Retype each line exactly. Skip images.

--- Start ---

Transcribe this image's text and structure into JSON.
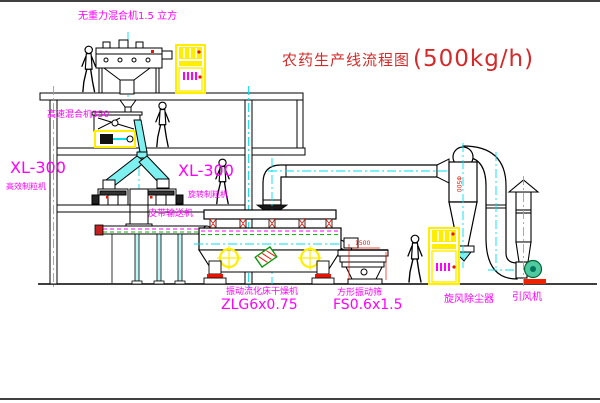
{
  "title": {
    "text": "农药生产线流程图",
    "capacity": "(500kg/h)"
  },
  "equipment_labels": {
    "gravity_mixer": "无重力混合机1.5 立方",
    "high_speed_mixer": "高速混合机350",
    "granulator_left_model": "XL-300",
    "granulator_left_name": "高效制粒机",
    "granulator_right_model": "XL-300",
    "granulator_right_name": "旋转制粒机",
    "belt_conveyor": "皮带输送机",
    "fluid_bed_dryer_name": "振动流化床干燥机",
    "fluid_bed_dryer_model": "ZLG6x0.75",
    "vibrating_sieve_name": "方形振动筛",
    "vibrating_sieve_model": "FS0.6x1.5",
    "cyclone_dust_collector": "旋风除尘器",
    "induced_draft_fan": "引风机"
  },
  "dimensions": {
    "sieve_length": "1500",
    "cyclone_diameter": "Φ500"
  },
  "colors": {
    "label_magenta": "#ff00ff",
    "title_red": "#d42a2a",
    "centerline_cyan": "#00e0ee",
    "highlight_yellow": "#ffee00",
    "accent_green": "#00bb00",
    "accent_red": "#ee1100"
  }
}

--- End ---

- Worked answer:
Transcribe this image's text and structure into JSON.
{
  "title": {
    "text": "农药生产线流程图",
    "capacity": "(500kg/h)"
  },
  "equipment_labels": {
    "gravity_mixer": "无重力混合机1.5 立方",
    "high_speed_mixer": "高速混合机350",
    "granulator_left_model": "XL-300",
    "granulator_left_name": "高效制粒机",
    "granulator_right_model": "XL-300",
    "granulator_right_name": "旋转制粒机",
    "belt_conveyor": "皮带输送机",
    "fluid_bed_dryer_name": "振动流化床干燥机",
    "fluid_bed_dryer_model": "ZLG6x0.75",
    "vibrating_sieve_name": "方形振动筛",
    "vibrating_sieve_model": "FS0.6x1.5",
    "cyclone_dust_collector": "旋风除尘器",
    "induced_draft_fan": "引风机"
  },
  "dimensions": {
    "sieve_length": "1500",
    "cyclone_diameter": "Φ500"
  },
  "colors": {
    "label_magenta": "#ff00ff",
    "title_red": "#d42a2a",
    "centerline_cyan": "#00e0ee",
    "highlight_yellow": "#ffee00",
    "accent_green": "#00bb00",
    "accent_red": "#ee1100"
  }
}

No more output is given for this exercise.